● Material provided:
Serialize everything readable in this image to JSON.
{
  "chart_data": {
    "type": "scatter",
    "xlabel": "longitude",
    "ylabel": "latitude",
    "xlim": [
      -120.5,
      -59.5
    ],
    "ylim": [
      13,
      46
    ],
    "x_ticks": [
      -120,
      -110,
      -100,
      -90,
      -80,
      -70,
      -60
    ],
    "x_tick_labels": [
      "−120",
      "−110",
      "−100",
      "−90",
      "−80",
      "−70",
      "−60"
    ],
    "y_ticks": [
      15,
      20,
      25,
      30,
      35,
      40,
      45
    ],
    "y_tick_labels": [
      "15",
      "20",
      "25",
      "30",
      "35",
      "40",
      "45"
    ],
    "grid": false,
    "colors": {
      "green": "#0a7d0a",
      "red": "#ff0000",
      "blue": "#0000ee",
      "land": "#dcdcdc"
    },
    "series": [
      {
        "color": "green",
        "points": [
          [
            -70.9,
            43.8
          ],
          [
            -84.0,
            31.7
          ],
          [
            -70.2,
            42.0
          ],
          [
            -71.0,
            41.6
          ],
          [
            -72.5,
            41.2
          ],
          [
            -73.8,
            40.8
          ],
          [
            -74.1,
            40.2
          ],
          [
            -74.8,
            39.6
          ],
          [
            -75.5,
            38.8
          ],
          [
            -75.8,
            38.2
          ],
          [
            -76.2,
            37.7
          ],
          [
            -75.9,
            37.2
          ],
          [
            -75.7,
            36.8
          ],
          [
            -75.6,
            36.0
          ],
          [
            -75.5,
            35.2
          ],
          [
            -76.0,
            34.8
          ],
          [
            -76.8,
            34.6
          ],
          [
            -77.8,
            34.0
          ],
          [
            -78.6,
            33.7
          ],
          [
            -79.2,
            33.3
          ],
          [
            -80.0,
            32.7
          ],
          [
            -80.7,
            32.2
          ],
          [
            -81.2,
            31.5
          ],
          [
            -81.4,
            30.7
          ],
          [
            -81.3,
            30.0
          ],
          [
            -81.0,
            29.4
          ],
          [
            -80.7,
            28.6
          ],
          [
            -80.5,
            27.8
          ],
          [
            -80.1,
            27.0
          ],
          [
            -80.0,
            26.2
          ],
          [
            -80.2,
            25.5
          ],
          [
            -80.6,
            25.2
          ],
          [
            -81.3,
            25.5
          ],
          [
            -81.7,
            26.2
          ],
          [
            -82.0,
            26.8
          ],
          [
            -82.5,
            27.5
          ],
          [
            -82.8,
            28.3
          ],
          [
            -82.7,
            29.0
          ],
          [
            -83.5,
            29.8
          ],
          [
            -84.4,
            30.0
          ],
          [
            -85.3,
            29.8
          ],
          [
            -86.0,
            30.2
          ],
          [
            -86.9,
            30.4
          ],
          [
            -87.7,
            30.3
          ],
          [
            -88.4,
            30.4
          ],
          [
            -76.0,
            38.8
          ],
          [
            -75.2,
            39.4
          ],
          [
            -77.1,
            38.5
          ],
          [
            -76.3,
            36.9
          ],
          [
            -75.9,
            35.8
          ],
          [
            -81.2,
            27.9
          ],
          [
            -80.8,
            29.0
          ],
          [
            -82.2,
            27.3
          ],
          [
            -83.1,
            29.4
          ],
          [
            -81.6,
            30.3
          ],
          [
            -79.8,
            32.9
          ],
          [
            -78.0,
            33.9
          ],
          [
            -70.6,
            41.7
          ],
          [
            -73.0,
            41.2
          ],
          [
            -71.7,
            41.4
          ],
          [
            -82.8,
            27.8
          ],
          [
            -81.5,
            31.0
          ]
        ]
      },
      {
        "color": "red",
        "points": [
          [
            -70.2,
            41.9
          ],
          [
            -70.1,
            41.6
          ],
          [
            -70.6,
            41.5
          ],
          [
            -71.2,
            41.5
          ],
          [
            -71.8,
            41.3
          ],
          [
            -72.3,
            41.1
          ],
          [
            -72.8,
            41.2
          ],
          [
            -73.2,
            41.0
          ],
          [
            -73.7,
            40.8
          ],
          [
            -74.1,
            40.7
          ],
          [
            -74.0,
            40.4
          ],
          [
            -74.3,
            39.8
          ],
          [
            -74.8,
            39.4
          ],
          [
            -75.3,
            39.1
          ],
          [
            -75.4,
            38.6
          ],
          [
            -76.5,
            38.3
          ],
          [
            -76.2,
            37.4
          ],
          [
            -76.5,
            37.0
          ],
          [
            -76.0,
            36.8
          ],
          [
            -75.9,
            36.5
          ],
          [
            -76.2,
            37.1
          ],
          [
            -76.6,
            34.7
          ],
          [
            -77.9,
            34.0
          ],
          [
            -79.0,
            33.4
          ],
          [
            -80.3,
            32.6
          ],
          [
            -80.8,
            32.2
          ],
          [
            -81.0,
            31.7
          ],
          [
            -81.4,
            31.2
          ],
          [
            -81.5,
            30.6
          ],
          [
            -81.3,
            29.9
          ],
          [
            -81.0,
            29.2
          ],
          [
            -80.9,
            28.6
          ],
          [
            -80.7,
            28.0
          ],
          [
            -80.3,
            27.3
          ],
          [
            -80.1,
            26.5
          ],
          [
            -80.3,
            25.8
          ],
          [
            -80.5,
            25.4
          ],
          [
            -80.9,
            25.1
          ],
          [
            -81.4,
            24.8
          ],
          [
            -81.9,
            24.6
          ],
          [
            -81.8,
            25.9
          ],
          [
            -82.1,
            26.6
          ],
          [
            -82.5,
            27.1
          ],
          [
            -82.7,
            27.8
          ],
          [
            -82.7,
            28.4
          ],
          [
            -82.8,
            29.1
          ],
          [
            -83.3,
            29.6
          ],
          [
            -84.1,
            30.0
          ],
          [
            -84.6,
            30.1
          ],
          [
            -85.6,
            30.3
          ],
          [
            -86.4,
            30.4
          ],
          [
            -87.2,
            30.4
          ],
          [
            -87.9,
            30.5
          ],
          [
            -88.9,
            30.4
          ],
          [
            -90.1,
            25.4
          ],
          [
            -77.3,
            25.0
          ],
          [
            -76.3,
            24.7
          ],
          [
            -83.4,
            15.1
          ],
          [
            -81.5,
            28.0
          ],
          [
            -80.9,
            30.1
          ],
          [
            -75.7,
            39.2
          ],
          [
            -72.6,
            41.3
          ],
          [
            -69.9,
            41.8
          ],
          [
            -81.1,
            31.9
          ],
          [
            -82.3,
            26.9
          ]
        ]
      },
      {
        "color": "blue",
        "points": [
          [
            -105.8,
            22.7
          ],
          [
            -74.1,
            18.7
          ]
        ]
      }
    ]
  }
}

● Short task:
Repeat all of the records above exactly as written.

● Task solution:
Serialize everything readable in this image to JSON.
{
  "chart_data": {
    "type": "scatter",
    "xlabel": "longitude",
    "ylabel": "latitude",
    "xlim": [
      -120.5,
      -59.5
    ],
    "ylim": [
      13,
      46
    ],
    "x_ticks": [
      -120,
      -110,
      -100,
      -90,
      -80,
      -70,
      -60
    ],
    "x_tick_labels": [
      "−120",
      "−110",
      "−100",
      "−90",
      "−80",
      "−70",
      "−60"
    ],
    "y_ticks": [
      15,
      20,
      25,
      30,
      35,
      40,
      45
    ],
    "y_tick_labels": [
      "15",
      "20",
      "25",
      "30",
      "35",
      "40",
      "45"
    ],
    "grid": false,
    "colors": {
      "green": "#0a7d0a",
      "red": "#ff0000",
      "blue": "#0000ee",
      "land": "#dcdcdc"
    },
    "series": [
      {
        "color": "green",
        "points": [
          [
            -70.9,
            43.8
          ],
          [
            -84.0,
            31.7
          ],
          [
            -70.2,
            42.0
          ],
          [
            -71.0,
            41.6
          ],
          [
            -72.5,
            41.2
          ],
          [
            -73.8,
            40.8
          ],
          [
            -74.1,
            40.2
          ],
          [
            -74.8,
            39.6
          ],
          [
            -75.5,
            38.8
          ],
          [
            -75.8,
            38.2
          ],
          [
            -76.2,
            37.7
          ],
          [
            -75.9,
            37.2
          ],
          [
            -75.7,
            36.8
          ],
          [
            -75.6,
            36.0
          ],
          [
            -75.5,
            35.2
          ],
          [
            -76.0,
            34.8
          ],
          [
            -76.8,
            34.6
          ],
          [
            -77.8,
            34.0
          ],
          [
            -78.6,
            33.7
          ],
          [
            -79.2,
            33.3
          ],
          [
            -80.0,
            32.7
          ],
          [
            -80.7,
            32.2
          ],
          [
            -81.2,
            31.5
          ],
          [
            -81.4,
            30.7
          ],
          [
            -81.3,
            30.0
          ],
          [
            -81.0,
            29.4
          ],
          [
            -80.7,
            28.6
          ],
          [
            -80.5,
            27.8
          ],
          [
            -80.1,
            27.0
          ],
          [
            -80.0,
            26.2
          ],
          [
            -80.2,
            25.5
          ],
          [
            -80.6,
            25.2
          ],
          [
            -81.3,
            25.5
          ],
          [
            -81.7,
            26.2
          ],
          [
            -82.0,
            26.8
          ],
          [
            -82.5,
            27.5
          ],
          [
            -82.8,
            28.3
          ],
          [
            -82.7,
            29.0
          ],
          [
            -83.5,
            29.8
          ],
          [
            -84.4,
            30.0
          ],
          [
            -85.3,
            29.8
          ],
          [
            -86.0,
            30.2
          ],
          [
            -86.9,
            30.4
          ],
          [
            -87.7,
            30.3
          ],
          [
            -88.4,
            30.4
          ],
          [
            -76.0,
            38.8
          ],
          [
            -75.2,
            39.4
          ],
          [
            -77.1,
            38.5
          ],
          [
            -76.3,
            36.9
          ],
          [
            -75.9,
            35.8
          ],
          [
            -81.2,
            27.9
          ],
          [
            -80.8,
            29.0
          ],
          [
            -82.2,
            27.3
          ],
          [
            -83.1,
            29.4
          ],
          [
            -81.6,
            30.3
          ],
          [
            -79.8,
            32.9
          ],
          [
            -78.0,
            33.9
          ],
          [
            -70.6,
            41.7
          ],
          [
            -73.0,
            41.2
          ],
          [
            -71.7,
            41.4
          ],
          [
            -82.8,
            27.8
          ],
          [
            -81.5,
            31.0
          ]
        ]
      },
      {
        "color": "red",
        "points": [
          [
            -70.2,
            41.9
          ],
          [
            -70.1,
            41.6
          ],
          [
            -70.6,
            41.5
          ],
          [
            -71.2,
            41.5
          ],
          [
            -71.8,
            41.3
          ],
          [
            -72.3,
            41.1
          ],
          [
            -72.8,
            41.2
          ],
          [
            -73.2,
            41.0
          ],
          [
            -73.7,
            40.8
          ],
          [
            -74.1,
            40.7
          ],
          [
            -74.0,
            40.4
          ],
          [
            -74.3,
            39.8
          ],
          [
            -74.8,
            39.4
          ],
          [
            -75.3,
            39.1
          ],
          [
            -75.4,
            38.6
          ],
          [
            -76.5,
            38.3
          ],
          [
            -76.2,
            37.4
          ],
          [
            -76.5,
            37.0
          ],
          [
            -76.0,
            36.8
          ],
          [
            -75.9,
            36.5
          ],
          [
            -76.2,
            37.1
          ],
          [
            -76.6,
            34.7
          ],
          [
            -77.9,
            34.0
          ],
          [
            -79.0,
            33.4
          ],
          [
            -80.3,
            32.6
          ],
          [
            -80.8,
            32.2
          ],
          [
            -81.0,
            31.7
          ],
          [
            -81.4,
            31.2
          ],
          [
            -81.5,
            30.6
          ],
          [
            -81.3,
            29.9
          ],
          [
            -81.0,
            29.2
          ],
          [
            -80.9,
            28.6
          ],
          [
            -80.7,
            28.0
          ],
          [
            -80.3,
            27.3
          ],
          [
            -80.1,
            26.5
          ],
          [
            -80.3,
            25.8
          ],
          [
            -80.5,
            25.4
          ],
          [
            -80.9,
            25.1
          ],
          [
            -81.4,
            24.8
          ],
          [
            -81.9,
            24.6
          ],
          [
            -81.8,
            25.9
          ],
          [
            -82.1,
            26.6
          ],
          [
            -82.5,
            27.1
          ],
          [
            -82.7,
            27.8
          ],
          [
            -82.7,
            28.4
          ],
          [
            -82.8,
            29.1
          ],
          [
            -83.3,
            29.6
          ],
          [
            -84.1,
            30.0
          ],
          [
            -84.6,
            30.1
          ],
          [
            -85.6,
            30.3
          ],
          [
            -86.4,
            30.4
          ],
          [
            -87.2,
            30.4
          ],
          [
            -87.9,
            30.5
          ],
          [
            -88.9,
            30.4
          ],
          [
            -90.1,
            25.4
          ],
          [
            -77.3,
            25.0
          ],
          [
            -76.3,
            24.7
          ],
          [
            -83.4,
            15.1
          ],
          [
            -81.5,
            28.0
          ],
          [
            -80.9,
            30.1
          ],
          [
            -75.7,
            39.2
          ],
          [
            -72.6,
            41.3
          ],
          [
            -69.9,
            41.8
          ],
          [
            -81.1,
            31.9
          ],
          [
            -82.3,
            26.9
          ]
        ]
      },
      {
        "color": "blue",
        "points": [
          [
            -105.8,
            22.7
          ],
          [
            -74.1,
            18.7
          ]
        ]
      }
    ]
  }
}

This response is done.